(Task to complete): Pictures do not belong in the copy; transcribe everything else in the records exactly.

Saved entries:

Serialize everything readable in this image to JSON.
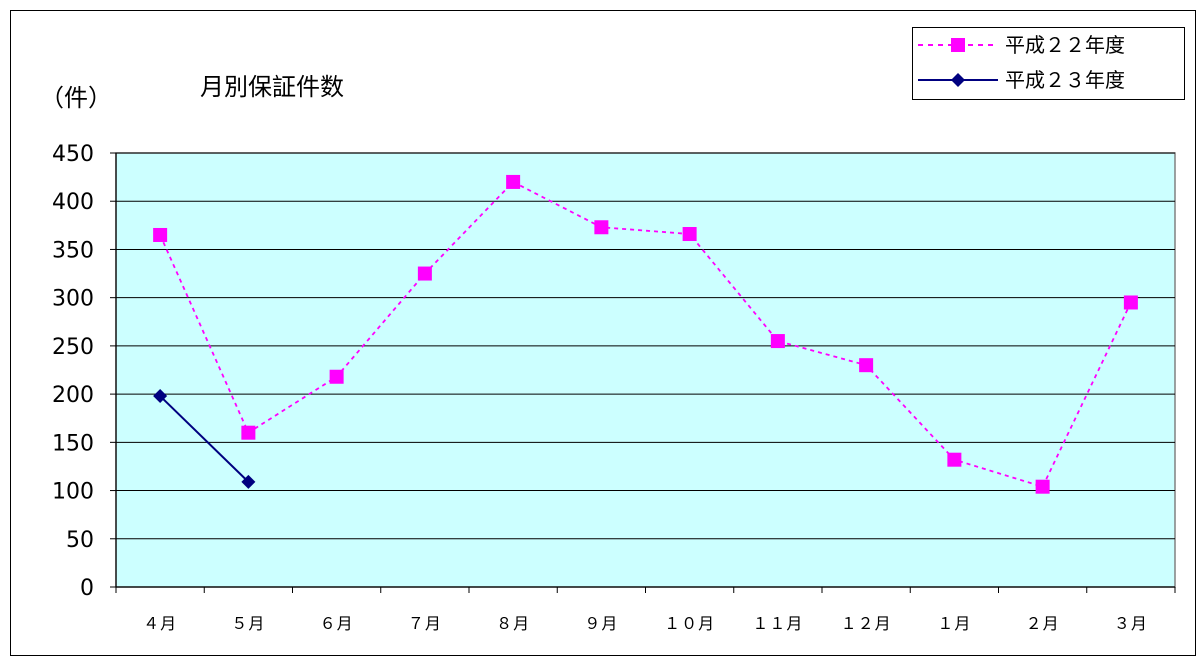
{
  "chart_data": {
    "type": "line",
    "title": "月別保証件数",
    "ylabel": "（件）",
    "xlabel": "",
    "categories": [
      "４月",
      "５月",
      "６月",
      "７月",
      "８月",
      "９月",
      "１０月",
      "１１月",
      "１２月",
      "１月",
      "２月",
      "３月"
    ],
    "ylim": [
      0,
      450
    ],
    "yticks": [
      0,
      50,
      100,
      150,
      200,
      250,
      300,
      350,
      400,
      450
    ],
    "grid": true,
    "legend_position": "top-right",
    "series": [
      {
        "name": "平成２２年度",
        "color": "#ff00ff",
        "line_style": "dotted",
        "marker": "square",
        "values": [
          365,
          160,
          218,
          325,
          420,
          373,
          366,
          255,
          230,
          132,
          104,
          295
        ]
      },
      {
        "name": "平成２３年度",
        "color": "#000080",
        "line_style": "solid",
        "marker": "diamond",
        "values": [
          198,
          109,
          null,
          null,
          null,
          null,
          null,
          null,
          null,
          null,
          null,
          null
        ]
      }
    ],
    "plot_background": "#ccffff"
  }
}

(Result of this task):
Serialize everything readable in this image to JSON.
{
  "chart_data": {
    "type": "line",
    "title": "月別保証件数",
    "ylabel": "（件）",
    "xlabel": "",
    "categories": [
      "４月",
      "５月",
      "６月",
      "７月",
      "８月",
      "９月",
      "１０月",
      "１１月",
      "１２月",
      "１月",
      "２月",
      "３月"
    ],
    "ylim": [
      0,
      450
    ],
    "yticks": [
      0,
      50,
      100,
      150,
      200,
      250,
      300,
      350,
      400,
      450
    ],
    "grid": true,
    "legend_position": "top-right",
    "series": [
      {
        "name": "平成２２年度",
        "color": "#ff00ff",
        "line_style": "dotted",
        "marker": "square",
        "values": [
          365,
          160,
          218,
          325,
          420,
          373,
          366,
          255,
          230,
          132,
          104,
          295
        ]
      },
      {
        "name": "平成２３年度",
        "color": "#000080",
        "line_style": "solid",
        "marker": "diamond",
        "values": [
          198,
          109,
          null,
          null,
          null,
          null,
          null,
          null,
          null,
          null,
          null,
          null
        ]
      }
    ],
    "plot_background": "#ccffff"
  }
}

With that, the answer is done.